Pictures do not belong in the copy; quote every entry below exactly.
**** Records supplied
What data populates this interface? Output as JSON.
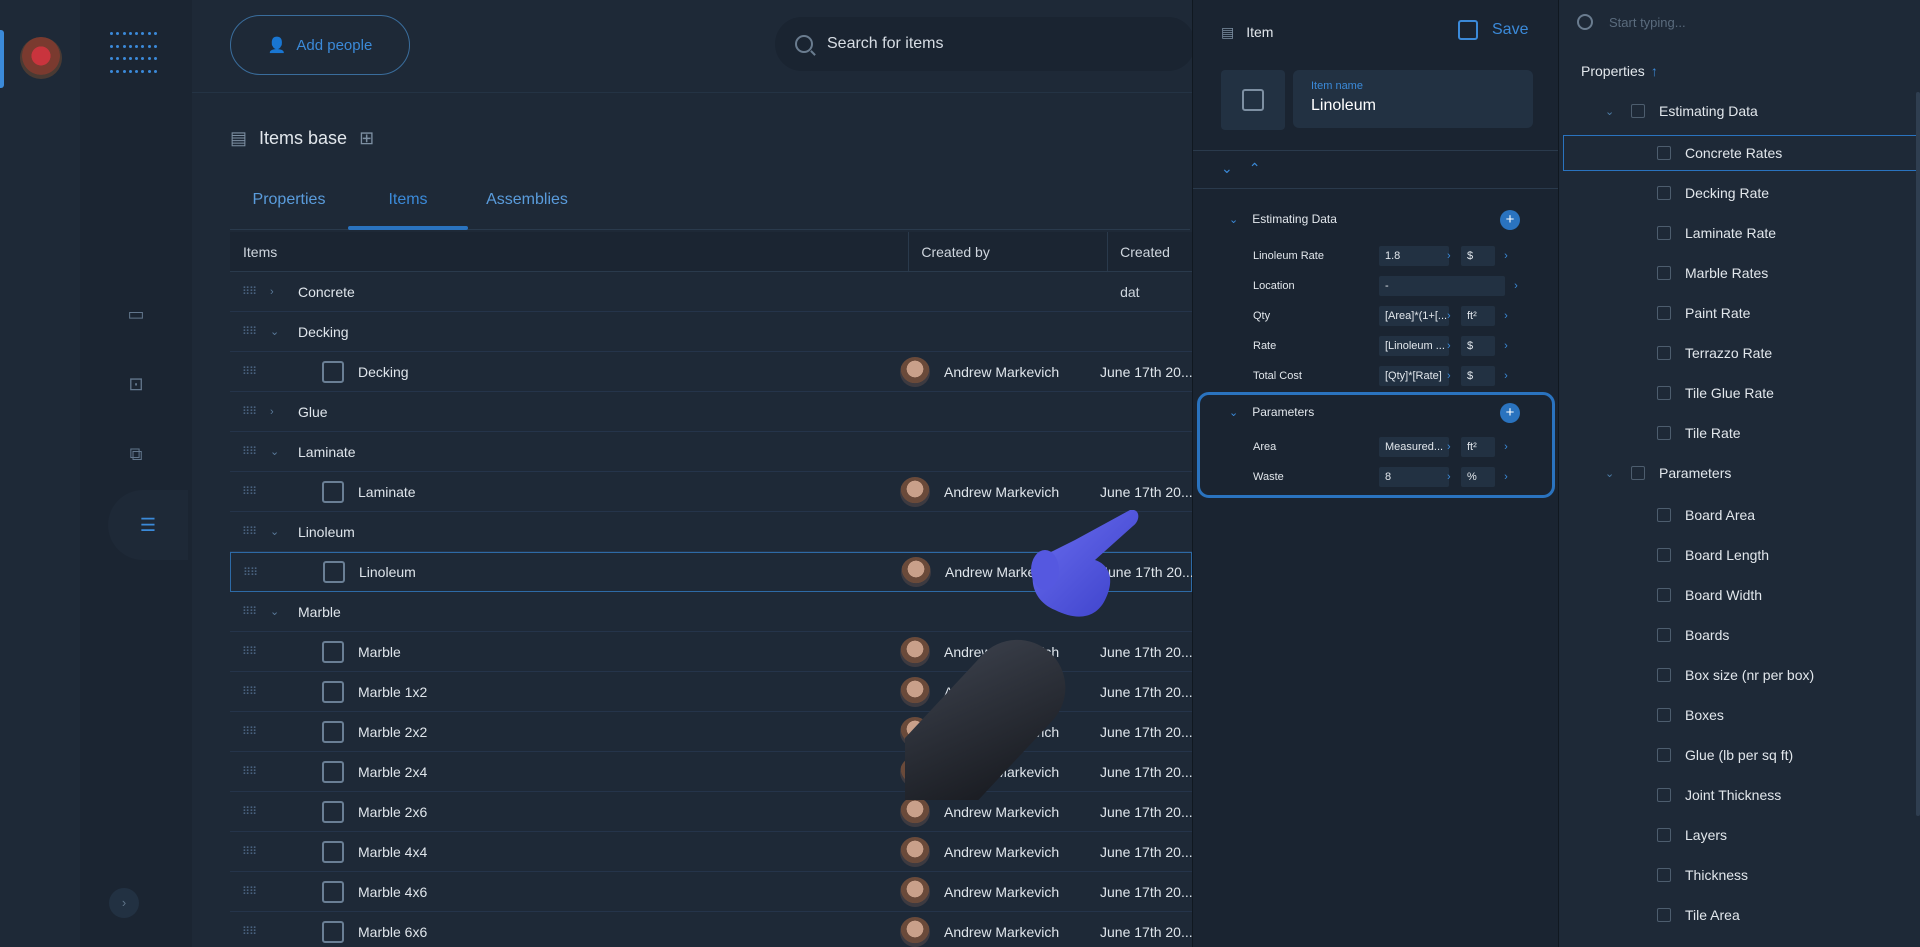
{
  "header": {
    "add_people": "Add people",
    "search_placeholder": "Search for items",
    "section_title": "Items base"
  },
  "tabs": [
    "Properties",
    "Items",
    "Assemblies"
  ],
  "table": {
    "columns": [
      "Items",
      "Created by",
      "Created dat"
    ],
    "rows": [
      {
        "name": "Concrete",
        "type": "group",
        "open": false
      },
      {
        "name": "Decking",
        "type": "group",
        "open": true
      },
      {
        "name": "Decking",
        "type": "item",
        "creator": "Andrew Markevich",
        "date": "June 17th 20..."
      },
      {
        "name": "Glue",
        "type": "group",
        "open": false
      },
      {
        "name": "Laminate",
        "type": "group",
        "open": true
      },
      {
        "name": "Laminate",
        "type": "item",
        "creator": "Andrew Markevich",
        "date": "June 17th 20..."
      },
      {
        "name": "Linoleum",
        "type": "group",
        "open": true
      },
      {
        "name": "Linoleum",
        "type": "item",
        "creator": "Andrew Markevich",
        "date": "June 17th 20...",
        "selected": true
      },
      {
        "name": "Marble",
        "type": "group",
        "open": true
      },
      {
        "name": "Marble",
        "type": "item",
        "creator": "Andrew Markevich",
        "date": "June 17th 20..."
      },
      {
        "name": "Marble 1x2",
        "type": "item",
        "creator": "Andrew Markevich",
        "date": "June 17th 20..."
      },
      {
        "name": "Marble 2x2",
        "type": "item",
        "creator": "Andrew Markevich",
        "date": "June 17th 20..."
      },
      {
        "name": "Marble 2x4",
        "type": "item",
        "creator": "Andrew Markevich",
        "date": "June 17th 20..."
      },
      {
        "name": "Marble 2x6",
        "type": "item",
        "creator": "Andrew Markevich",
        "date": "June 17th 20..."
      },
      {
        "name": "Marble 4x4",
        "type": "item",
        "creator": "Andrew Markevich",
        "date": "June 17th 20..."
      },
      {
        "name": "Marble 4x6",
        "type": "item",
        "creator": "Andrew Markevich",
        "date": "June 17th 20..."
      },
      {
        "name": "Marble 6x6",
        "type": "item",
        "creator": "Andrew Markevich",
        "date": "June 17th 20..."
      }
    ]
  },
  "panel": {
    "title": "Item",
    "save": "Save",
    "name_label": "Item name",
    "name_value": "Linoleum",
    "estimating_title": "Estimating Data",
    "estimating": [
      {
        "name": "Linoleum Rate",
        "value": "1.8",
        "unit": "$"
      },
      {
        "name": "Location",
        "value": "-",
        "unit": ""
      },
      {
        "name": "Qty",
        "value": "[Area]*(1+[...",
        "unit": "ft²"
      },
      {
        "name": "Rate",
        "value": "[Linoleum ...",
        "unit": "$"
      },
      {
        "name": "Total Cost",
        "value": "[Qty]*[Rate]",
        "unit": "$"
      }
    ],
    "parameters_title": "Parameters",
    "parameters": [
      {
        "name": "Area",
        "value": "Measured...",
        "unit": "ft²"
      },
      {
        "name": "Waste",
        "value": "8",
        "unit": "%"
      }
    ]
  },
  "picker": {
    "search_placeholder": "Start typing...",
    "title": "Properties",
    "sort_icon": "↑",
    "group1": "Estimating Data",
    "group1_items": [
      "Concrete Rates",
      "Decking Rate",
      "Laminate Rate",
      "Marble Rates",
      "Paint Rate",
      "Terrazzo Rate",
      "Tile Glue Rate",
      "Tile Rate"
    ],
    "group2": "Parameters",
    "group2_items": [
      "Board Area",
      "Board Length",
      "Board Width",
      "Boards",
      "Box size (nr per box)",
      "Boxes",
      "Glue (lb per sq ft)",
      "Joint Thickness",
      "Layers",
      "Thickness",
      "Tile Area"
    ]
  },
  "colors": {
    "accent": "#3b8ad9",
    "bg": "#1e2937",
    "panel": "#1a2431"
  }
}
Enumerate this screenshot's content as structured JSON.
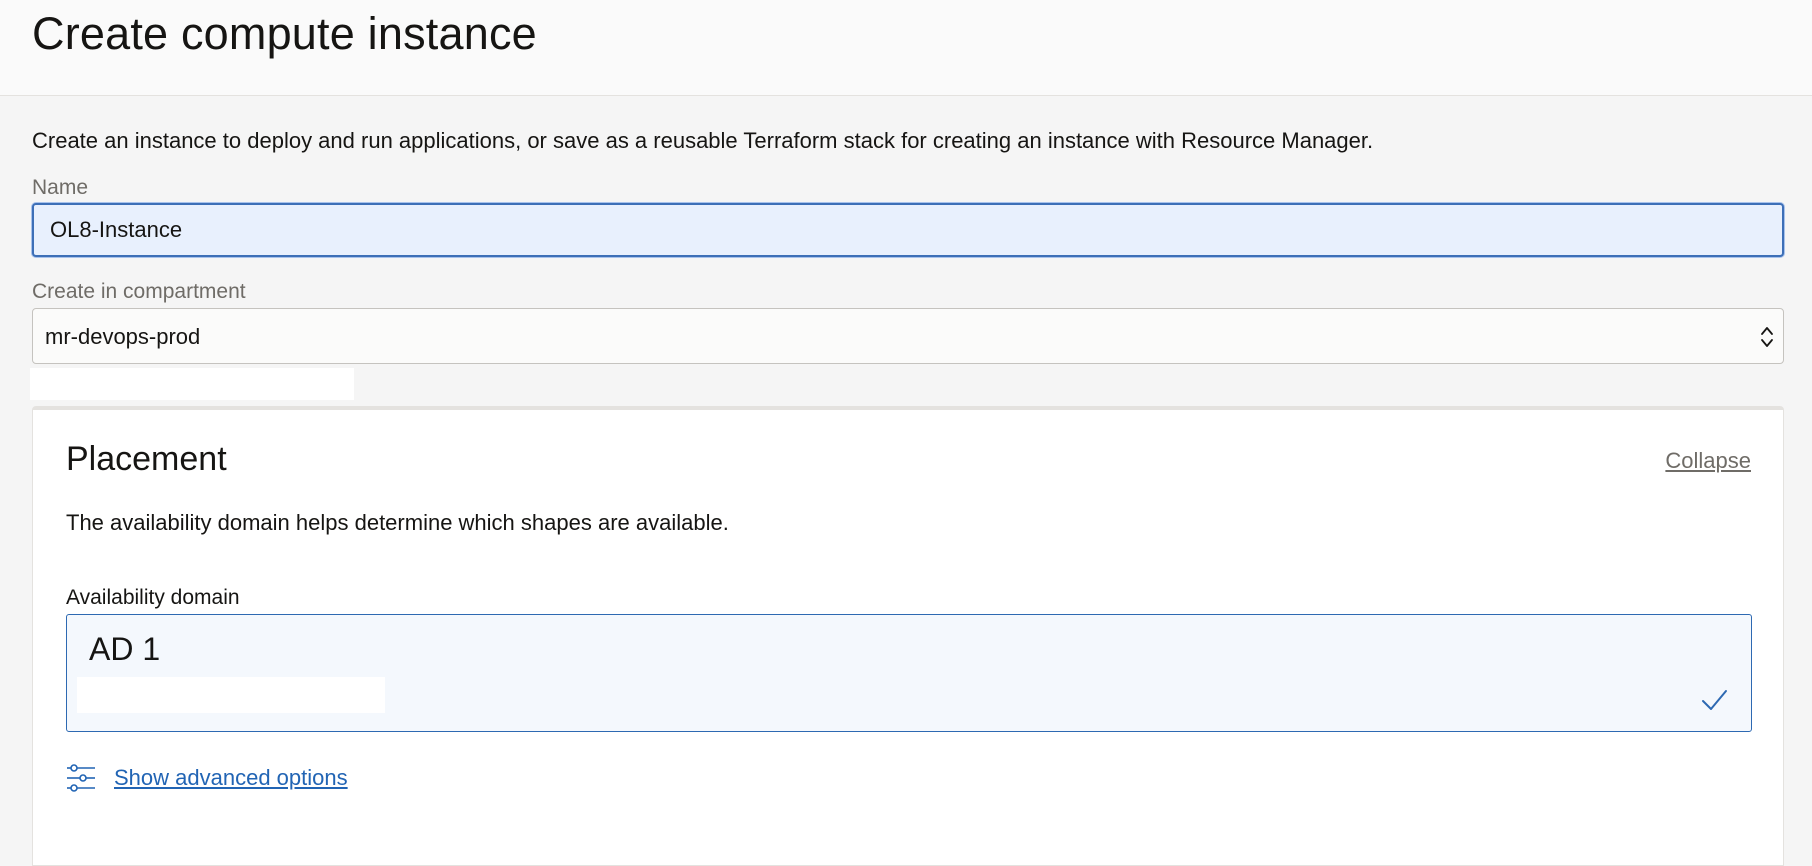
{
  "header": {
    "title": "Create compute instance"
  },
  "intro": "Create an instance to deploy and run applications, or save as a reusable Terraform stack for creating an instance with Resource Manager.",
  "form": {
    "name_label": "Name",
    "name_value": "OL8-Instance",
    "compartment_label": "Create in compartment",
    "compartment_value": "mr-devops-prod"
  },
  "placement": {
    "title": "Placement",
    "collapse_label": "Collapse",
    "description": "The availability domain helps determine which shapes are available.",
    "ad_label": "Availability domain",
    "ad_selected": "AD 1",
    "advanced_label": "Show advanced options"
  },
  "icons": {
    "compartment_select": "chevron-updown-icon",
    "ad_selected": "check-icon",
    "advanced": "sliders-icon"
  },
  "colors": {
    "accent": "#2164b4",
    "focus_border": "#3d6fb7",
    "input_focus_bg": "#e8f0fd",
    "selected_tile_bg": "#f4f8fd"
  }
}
********
**Finished task:**
What data populates this interface? Output as JSON.
{
  "header": {
    "add_people": "Add people",
    "search_placeholder": "Search for items",
    "section_title": "Items base"
  },
  "tabs": [
    "Properties",
    "Items",
    "Assemblies"
  ],
  "table": {
    "columns": [
      "Items",
      "Created by",
      "Created dat"
    ],
    "rows": [
      {
        "name": "Concrete",
        "type": "group",
        "open": false
      },
      {
        "name": "Decking",
        "type": "group",
        "open": true
      },
      {
        "name": "Decking",
        "type": "item",
        "creator": "Andrew Markevich",
        "date": "June 17th 20..."
      },
      {
        "name": "Glue",
        "type": "group",
        "open": false
      },
      {
        "name": "Laminate",
        "type": "group",
        "open": true
      },
      {
        "name": "Laminate",
        "type": "item",
        "creator": "Andrew Markevich",
        "date": "June 17th 20..."
      },
      {
        "name": "Linoleum",
        "type": "group",
        "open": true
      },
      {
        "name": "Linoleum",
        "type": "item",
        "creator": "Andrew Markevich",
        "date": "June 17th 20...",
        "selected": true
      },
      {
        "name": "Marble",
        "type": "group",
        "open": true
      },
      {
        "name": "Marble",
        "type": "item",
        "creator": "Andrew Markevich",
        "date": "June 17th 20..."
      },
      {
        "name": "Marble 1x2",
        "type": "item",
        "creator": "Andrew Markevich",
        "date": "June 17th 20..."
      },
      {
        "name": "Marble 2x2",
        "type": "item",
        "creator": "Andrew Markevich",
        "date": "June 17th 20..."
      },
      {
        "name": "Marble 2x4",
        "type": "item",
        "creator": "Andrew Markevich",
        "date": "June 17th 20..."
      },
      {
        "name": "Marble 2x6",
        "type": "item",
        "creator": "Andrew Markevich",
        "date": "June 17th 20..."
      },
      {
        "name": "Marble 4x4",
        "type": "item",
        "creator": "Andrew Markevich",
        "date": "June 17th 20..."
      },
      {
        "name": "Marble 4x6",
        "type": "item",
        "creator": "Andrew Markevich",
        "date": "June 17th 20..."
      },
      {
        "name": "Marble 6x6",
        "type": "item",
        "creator": "Andrew Markevich",
        "date": "June 17th 20..."
      }
    ]
  },
  "panel": {
    "title": "Item",
    "save": "Save",
    "name_label": "Item name",
    "name_value": "Linoleum",
    "estimating_title": "Estimating Data",
    "estimating": [
      {
        "name": "Linoleum Rate",
        "value": "1.8",
        "unit": "$"
      },
      {
        "name": "Location",
        "value": "-",
        "unit": ""
      },
      {
        "name": "Qty",
        "value": "[Area]*(1+[...",
        "unit": "ft²"
      },
      {
        "name": "Rate",
        "value": "[Linoleum ...",
        "unit": "$"
      },
      {
        "name": "Total Cost",
        "value": "[Qty]*[Rate]",
        "unit": "$"
      }
    ],
    "parameters_title": "Parameters",
    "parameters": [
      {
        "name": "Area",
        "value": "Measured...",
        "unit": "ft²"
      },
      {
        "name": "Waste",
        "value": "8",
        "unit": "%"
      }
    ]
  },
  "picker": {
    "search_placeholder": "Start typing...",
    "title": "Properties",
    "sort_icon": "↑",
    "group1": "Estimating Data",
    "group1_items": [
      "Concrete Rates",
      "Decking Rate",
      "Laminate Rate",
      "Marble Rates",
      "Paint Rate",
      "Terrazzo Rate",
      "Tile Glue Rate",
      "Tile Rate"
    ],
    "group2": "Parameters",
    "group2_items": [
      "Board Area",
      "Board Length",
      "Board Width",
      "Boards",
      "Box size (nr per box)",
      "Boxes",
      "Glue (lb per sq ft)",
      "Joint Thickness",
      "Layers",
      "Thickness",
      "Tile Area"
    ]
  },
  "colors": {
    "accent": "#3b8ad9",
    "bg": "#1e2937",
    "panel": "#1a2431"
  }
}
Enumerate this screenshot's content as structured JSON.
{
  "header": {
    "title": "Create compute instance"
  },
  "intro": "Create an instance to deploy and run applications, or save as a reusable Terraform stack for creating an instance with Resource Manager.",
  "form": {
    "name_label": "Name",
    "name_value": "OL8-Instance",
    "compartment_label": "Create in compartment",
    "compartment_value": "mr-devops-prod"
  },
  "placement": {
    "title": "Placement",
    "collapse_label": "Collapse",
    "description": "The availability domain helps determine which shapes are available.",
    "ad_label": "Availability domain",
    "ad_selected": "AD 1",
    "advanced_label": "Show advanced options"
  },
  "icons": {
    "compartment_select": "chevron-updown-icon",
    "ad_selected": "check-icon",
    "advanced": "sliders-icon"
  },
  "colors": {
    "accent": "#2164b4",
    "focus_border": "#3d6fb7",
    "input_focus_bg": "#e8f0fd",
    "selected_tile_bg": "#f4f8fd"
  }
}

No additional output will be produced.